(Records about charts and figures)
───
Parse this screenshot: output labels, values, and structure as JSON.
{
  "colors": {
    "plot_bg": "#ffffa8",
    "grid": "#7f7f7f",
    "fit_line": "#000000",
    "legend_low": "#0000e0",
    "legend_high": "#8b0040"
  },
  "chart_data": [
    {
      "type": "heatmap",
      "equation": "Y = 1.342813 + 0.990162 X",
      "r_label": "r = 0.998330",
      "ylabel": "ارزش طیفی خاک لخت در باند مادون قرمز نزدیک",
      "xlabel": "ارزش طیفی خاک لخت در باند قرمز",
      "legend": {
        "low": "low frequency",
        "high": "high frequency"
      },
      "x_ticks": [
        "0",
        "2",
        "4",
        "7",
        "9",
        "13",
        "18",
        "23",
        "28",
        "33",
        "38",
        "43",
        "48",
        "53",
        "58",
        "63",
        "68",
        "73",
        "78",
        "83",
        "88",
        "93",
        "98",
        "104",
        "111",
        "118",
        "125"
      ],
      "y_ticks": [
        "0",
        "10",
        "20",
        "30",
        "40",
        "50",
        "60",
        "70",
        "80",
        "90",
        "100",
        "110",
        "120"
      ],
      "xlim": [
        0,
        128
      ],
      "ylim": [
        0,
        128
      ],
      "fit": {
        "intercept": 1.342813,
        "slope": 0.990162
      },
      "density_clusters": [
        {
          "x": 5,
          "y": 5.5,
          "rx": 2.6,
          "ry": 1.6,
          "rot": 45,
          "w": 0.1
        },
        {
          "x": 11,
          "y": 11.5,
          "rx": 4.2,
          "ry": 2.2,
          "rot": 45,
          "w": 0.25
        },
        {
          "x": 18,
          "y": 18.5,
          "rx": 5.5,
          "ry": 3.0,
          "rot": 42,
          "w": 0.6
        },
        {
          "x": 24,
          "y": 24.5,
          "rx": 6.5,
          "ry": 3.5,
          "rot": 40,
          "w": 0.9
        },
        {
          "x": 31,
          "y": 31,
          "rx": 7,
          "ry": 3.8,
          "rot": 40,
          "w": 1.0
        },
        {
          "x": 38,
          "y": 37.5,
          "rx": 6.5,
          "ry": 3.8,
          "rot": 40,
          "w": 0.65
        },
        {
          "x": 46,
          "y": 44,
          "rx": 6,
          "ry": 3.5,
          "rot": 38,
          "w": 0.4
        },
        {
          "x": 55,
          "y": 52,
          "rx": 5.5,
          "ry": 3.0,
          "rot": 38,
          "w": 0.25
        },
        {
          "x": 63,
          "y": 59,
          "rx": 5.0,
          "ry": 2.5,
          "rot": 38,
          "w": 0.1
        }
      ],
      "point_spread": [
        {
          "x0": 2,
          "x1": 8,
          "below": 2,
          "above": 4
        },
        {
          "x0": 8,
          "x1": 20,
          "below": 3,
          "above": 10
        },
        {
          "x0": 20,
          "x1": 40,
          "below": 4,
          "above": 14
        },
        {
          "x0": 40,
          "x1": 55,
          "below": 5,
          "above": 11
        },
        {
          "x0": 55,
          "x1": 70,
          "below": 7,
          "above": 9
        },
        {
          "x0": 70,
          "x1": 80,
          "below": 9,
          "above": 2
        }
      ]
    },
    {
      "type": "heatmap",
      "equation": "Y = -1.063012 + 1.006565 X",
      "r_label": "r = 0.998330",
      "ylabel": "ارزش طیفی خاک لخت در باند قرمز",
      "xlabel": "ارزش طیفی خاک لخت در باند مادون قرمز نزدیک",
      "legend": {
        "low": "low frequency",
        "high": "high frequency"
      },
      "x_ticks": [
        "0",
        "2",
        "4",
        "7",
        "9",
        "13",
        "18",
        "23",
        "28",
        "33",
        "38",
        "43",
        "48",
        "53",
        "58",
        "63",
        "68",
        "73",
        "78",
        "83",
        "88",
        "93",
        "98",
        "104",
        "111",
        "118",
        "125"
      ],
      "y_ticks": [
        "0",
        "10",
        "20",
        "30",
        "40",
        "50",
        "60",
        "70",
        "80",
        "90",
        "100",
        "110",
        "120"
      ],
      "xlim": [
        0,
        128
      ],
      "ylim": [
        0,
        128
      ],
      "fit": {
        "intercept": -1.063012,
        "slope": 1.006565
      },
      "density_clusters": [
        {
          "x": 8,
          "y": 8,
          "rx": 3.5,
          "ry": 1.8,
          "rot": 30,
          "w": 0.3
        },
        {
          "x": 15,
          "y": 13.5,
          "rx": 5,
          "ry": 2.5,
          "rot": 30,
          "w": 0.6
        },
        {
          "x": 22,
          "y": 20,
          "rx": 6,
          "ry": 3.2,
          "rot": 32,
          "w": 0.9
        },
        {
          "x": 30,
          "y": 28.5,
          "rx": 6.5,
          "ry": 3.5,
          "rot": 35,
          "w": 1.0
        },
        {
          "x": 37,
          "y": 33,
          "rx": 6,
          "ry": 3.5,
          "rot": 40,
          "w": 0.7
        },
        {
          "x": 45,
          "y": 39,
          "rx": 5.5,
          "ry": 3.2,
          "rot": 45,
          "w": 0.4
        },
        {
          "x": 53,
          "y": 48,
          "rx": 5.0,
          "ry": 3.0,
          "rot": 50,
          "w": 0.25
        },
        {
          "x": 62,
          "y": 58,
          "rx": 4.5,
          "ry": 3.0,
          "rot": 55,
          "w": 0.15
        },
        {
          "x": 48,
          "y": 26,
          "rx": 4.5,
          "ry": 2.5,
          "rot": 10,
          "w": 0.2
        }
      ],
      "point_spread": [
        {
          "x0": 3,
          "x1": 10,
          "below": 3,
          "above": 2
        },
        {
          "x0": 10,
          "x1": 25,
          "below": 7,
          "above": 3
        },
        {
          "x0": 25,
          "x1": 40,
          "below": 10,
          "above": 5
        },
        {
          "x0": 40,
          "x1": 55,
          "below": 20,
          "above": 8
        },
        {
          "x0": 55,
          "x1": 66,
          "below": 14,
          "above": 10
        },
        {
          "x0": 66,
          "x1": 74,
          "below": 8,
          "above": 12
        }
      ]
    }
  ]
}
───
• Task prompt:
Examine the records and pull out every line where the string "ارزش" occurs.

• Result:
      "ylabel": "ارزش طیفی خاک لخت در باند مادون قرمز نزدیک",
      "xlabel": "ارزش طیفی خاک لخت در باند قرمز",
      "ylabel": "ارزش طیفی خاک لخت در باند قرمز",
      "xlabel": "ارزش طیفی خاک لخت در باند مادون قرمز نزدیک",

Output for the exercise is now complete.